The data must be written out once more, precisely as given.
□ □ □ □ □
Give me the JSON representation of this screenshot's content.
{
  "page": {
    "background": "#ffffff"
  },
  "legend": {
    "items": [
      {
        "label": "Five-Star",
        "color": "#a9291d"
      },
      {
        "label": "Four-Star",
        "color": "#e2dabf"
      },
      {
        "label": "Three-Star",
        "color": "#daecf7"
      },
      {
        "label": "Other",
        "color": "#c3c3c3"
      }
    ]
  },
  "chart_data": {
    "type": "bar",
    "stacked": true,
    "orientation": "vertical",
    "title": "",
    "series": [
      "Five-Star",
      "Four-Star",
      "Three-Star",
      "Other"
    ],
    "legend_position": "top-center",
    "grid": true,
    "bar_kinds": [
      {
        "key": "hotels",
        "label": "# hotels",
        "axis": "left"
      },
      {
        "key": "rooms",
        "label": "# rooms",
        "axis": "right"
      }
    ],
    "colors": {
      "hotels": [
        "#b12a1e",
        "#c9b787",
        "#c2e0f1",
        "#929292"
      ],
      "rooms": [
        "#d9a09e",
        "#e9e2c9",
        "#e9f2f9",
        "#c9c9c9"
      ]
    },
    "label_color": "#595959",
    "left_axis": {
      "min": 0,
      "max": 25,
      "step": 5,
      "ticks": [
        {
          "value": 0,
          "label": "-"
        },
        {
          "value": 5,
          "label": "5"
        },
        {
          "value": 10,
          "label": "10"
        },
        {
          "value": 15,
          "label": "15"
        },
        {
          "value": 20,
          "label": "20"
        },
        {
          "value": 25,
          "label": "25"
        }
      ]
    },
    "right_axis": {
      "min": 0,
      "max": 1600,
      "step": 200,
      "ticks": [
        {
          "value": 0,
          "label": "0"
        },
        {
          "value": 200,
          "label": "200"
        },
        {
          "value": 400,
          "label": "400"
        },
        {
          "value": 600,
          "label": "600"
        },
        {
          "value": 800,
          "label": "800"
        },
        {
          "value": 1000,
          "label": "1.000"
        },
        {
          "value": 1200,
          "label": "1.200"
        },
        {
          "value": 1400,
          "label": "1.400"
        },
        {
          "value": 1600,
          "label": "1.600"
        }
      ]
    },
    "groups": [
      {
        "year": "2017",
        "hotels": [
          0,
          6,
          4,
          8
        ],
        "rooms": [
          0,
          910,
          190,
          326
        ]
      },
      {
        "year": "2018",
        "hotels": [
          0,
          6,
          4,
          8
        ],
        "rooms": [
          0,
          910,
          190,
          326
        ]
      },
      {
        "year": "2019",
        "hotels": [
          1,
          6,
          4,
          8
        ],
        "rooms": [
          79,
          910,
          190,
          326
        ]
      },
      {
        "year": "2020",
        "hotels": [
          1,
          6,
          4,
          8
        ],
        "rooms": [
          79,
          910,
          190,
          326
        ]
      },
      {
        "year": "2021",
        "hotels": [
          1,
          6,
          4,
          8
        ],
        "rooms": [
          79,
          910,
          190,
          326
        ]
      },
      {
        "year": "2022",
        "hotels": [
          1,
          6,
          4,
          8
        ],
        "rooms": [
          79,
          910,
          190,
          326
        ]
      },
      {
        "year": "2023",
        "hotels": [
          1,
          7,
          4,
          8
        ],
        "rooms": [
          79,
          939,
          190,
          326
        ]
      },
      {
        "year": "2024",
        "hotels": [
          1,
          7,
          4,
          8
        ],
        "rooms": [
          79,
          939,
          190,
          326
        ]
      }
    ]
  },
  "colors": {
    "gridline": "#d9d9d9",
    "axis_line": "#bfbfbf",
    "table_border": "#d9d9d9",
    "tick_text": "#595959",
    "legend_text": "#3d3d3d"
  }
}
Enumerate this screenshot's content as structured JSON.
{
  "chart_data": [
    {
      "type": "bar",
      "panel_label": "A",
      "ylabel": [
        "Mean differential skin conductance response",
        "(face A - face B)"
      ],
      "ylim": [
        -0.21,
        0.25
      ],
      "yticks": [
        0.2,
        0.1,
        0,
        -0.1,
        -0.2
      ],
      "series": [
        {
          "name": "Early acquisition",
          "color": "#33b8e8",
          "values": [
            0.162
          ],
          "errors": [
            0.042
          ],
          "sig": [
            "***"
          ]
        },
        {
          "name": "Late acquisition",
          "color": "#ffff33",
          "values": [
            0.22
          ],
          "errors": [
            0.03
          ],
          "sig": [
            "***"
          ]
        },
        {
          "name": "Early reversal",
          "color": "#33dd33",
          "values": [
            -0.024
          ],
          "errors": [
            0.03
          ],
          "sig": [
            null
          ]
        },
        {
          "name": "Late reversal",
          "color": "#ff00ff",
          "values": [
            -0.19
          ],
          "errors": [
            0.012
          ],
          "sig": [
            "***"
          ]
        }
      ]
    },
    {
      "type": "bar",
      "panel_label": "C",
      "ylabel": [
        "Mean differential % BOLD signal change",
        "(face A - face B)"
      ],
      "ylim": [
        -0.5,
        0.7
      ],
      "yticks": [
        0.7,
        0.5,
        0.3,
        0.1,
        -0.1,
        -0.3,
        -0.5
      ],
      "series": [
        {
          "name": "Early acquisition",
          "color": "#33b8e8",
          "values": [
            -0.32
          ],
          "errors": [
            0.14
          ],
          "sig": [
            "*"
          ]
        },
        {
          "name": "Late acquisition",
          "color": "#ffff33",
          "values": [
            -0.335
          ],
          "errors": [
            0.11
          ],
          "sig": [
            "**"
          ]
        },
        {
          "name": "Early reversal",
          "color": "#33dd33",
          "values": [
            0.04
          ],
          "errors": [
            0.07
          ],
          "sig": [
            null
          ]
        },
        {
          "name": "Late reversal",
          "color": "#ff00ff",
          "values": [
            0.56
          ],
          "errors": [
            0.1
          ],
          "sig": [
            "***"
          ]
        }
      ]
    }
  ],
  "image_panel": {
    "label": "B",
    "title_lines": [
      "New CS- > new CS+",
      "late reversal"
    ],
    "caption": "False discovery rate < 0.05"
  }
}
□ □ □ □ □
SOLUTION TO THIS TASK:
Give me the JSON representation of this screenshot's content.
{
  "page": {
    "background": "#ffffff"
  },
  "legend": {
    "items": [
      {
        "label": "Five-Star",
        "color": "#a9291d"
      },
      {
        "label": "Four-Star",
        "color": "#e2dabf"
      },
      {
        "label": "Three-Star",
        "color": "#daecf7"
      },
      {
        "label": "Other",
        "color": "#c3c3c3"
      }
    ]
  },
  "chart_data": {
    "type": "bar",
    "stacked": true,
    "orientation": "vertical",
    "title": "",
    "series": [
      "Five-Star",
      "Four-Star",
      "Three-Star",
      "Other"
    ],
    "legend_position": "top-center",
    "grid": true,
    "bar_kinds": [
      {
        "key": "hotels",
        "label": "# hotels",
        "axis": "left"
      },
      {
        "key": "rooms",
        "label": "# rooms",
        "axis": "right"
      }
    ],
    "colors": {
      "hotels": [
        "#b12a1e",
        "#c9b787",
        "#c2e0f1",
        "#929292"
      ],
      "rooms": [
        "#d9a09e",
        "#e9e2c9",
        "#e9f2f9",
        "#c9c9c9"
      ]
    },
    "label_color": "#595959",
    "left_axis": {
      "min": 0,
      "max": 25,
      "step": 5,
      "ticks": [
        {
          "value": 0,
          "label": "-"
        },
        {
          "value": 5,
          "label": "5"
        },
        {
          "value": 10,
          "label": "10"
        },
        {
          "value": 15,
          "label": "15"
        },
        {
          "value": 20,
          "label": "20"
        },
        {
          "value": 25,
          "label": "25"
        }
      ]
    },
    "right_axis": {
      "min": 0,
      "max": 1600,
      "step": 200,
      "ticks": [
        {
          "value": 0,
          "label": "0"
        },
        {
          "value": 200,
          "label": "200"
        },
        {
          "value": 400,
          "label": "400"
        },
        {
          "value": 600,
          "label": "600"
        },
        {
          "value": 800,
          "label": "800"
        },
        {
          "value": 1000,
          "label": "1.000"
        },
        {
          "value": 1200,
          "label": "1.200"
        },
        {
          "value": 1400,
          "label": "1.400"
        },
        {
          "value": 1600,
          "label": "1.600"
        }
      ]
    },
    "groups": [
      {
        "year": "2017",
        "hotels": [
          0,
          6,
          4,
          8
        ],
        "rooms": [
          0,
          910,
          190,
          326
        ]
      },
      {
        "year": "2018",
        "hotels": [
          0,
          6,
          4,
          8
        ],
        "rooms": [
          0,
          910,
          190,
          326
        ]
      },
      {
        "year": "2019",
        "hotels": [
          1,
          6,
          4,
          8
        ],
        "rooms": [
          79,
          910,
          190,
          326
        ]
      },
      {
        "year": "2020",
        "hotels": [
          1,
          6,
          4,
          8
        ],
        "rooms": [
          79,
          910,
          190,
          326
        ]
      },
      {
        "year": "2021",
        "hotels": [
          1,
          6,
          4,
          8
        ],
        "rooms": [
          79,
          910,
          190,
          326
        ]
      },
      {
        "year": "2022",
        "hotels": [
          1,
          6,
          4,
          8
        ],
        "rooms": [
          79,
          910,
          190,
          326
        ]
      },
      {
        "year": "2023",
        "hotels": [
          1,
          7,
          4,
          8
        ],
        "rooms": [
          79,
          939,
          190,
          326
        ]
      },
      {
        "year": "2024",
        "hotels": [
          1,
          7,
          4,
          8
        ],
        "rooms": [
          79,
          939,
          190,
          326
        ]
      }
    ]
  },
  "colors": {
    "gridline": "#d9d9d9",
    "axis_line": "#bfbfbf",
    "table_border": "#d9d9d9",
    "tick_text": "#595959",
    "legend_text": "#3d3d3d"
  }
}
Enumerate this screenshot's content as structured JSON.
{
  "chart_data": [
    {
      "type": "bar",
      "panel_label": "A",
      "ylabel": [
        "Mean differential skin conductance response",
        "(face A - face B)"
      ],
      "ylim": [
        -0.21,
        0.25
      ],
      "yticks": [
        0.2,
        0.1,
        0,
        -0.1,
        -0.2
      ],
      "series": [
        {
          "name": "Early acquisition",
          "color": "#33b8e8",
          "values": [
            0.162
          ],
          "errors": [
            0.042
          ],
          "sig": [
            "***"
          ]
        },
        {
          "name": "Late acquisition",
          "color": "#ffff33",
          "values": [
            0.22
          ],
          "errors": [
            0.03
          ],
          "sig": [
            "***"
          ]
        },
        {
          "name": "Early reversal",
          "color": "#33dd33",
          "values": [
            -0.024
          ],
          "errors": [
            0.03
          ],
          "sig": [
            null
          ]
        },
        {
          "name": "Late reversal",
          "color": "#ff00ff",
          "values": [
            -0.19
          ],
          "errors": [
            0.012
          ],
          "sig": [
            "***"
          ]
        }
      ]
    },
    {
      "type": "bar",
      "panel_label": "C",
      "ylabel": [
        "Mean differential % BOLD signal change",
        "(face A - face B)"
      ],
      "ylim": [
        -0.5,
        0.7
      ],
      "yticks": [
        0.7,
        0.5,
        0.3,
        0.1,
        -0.1,
        -0.3,
        -0.5
      ],
      "series": [
        {
          "name": "Early acquisition",
          "color": "#33b8e8",
          "values": [
            -0.32
          ],
          "errors": [
            0.14
          ],
          "sig": [
            "*"
          ]
        },
        {
          "name": "Late acquisition",
          "color": "#ffff33",
          "values": [
            -0.335
          ],
          "errors": [
            0.11
          ],
          "sig": [
            "**"
          ]
        },
        {
          "name": "Early reversal",
          "color": "#33dd33",
          "values": [
            0.04
          ],
          "errors": [
            0.07
          ],
          "sig": [
            null
          ]
        },
        {
          "name": "Late reversal",
          "color": "#ff00ff",
          "values": [
            0.56
          ],
          "errors": [
            0.1
          ],
          "sig": [
            "***"
          ]
        }
      ]
    }
  ],
  "image_panel": {
    "label": "B",
    "title_lines": [
      "New CS- > new CS+",
      "late reversal"
    ],
    "caption": "False discovery rate < 0.05"
  }
}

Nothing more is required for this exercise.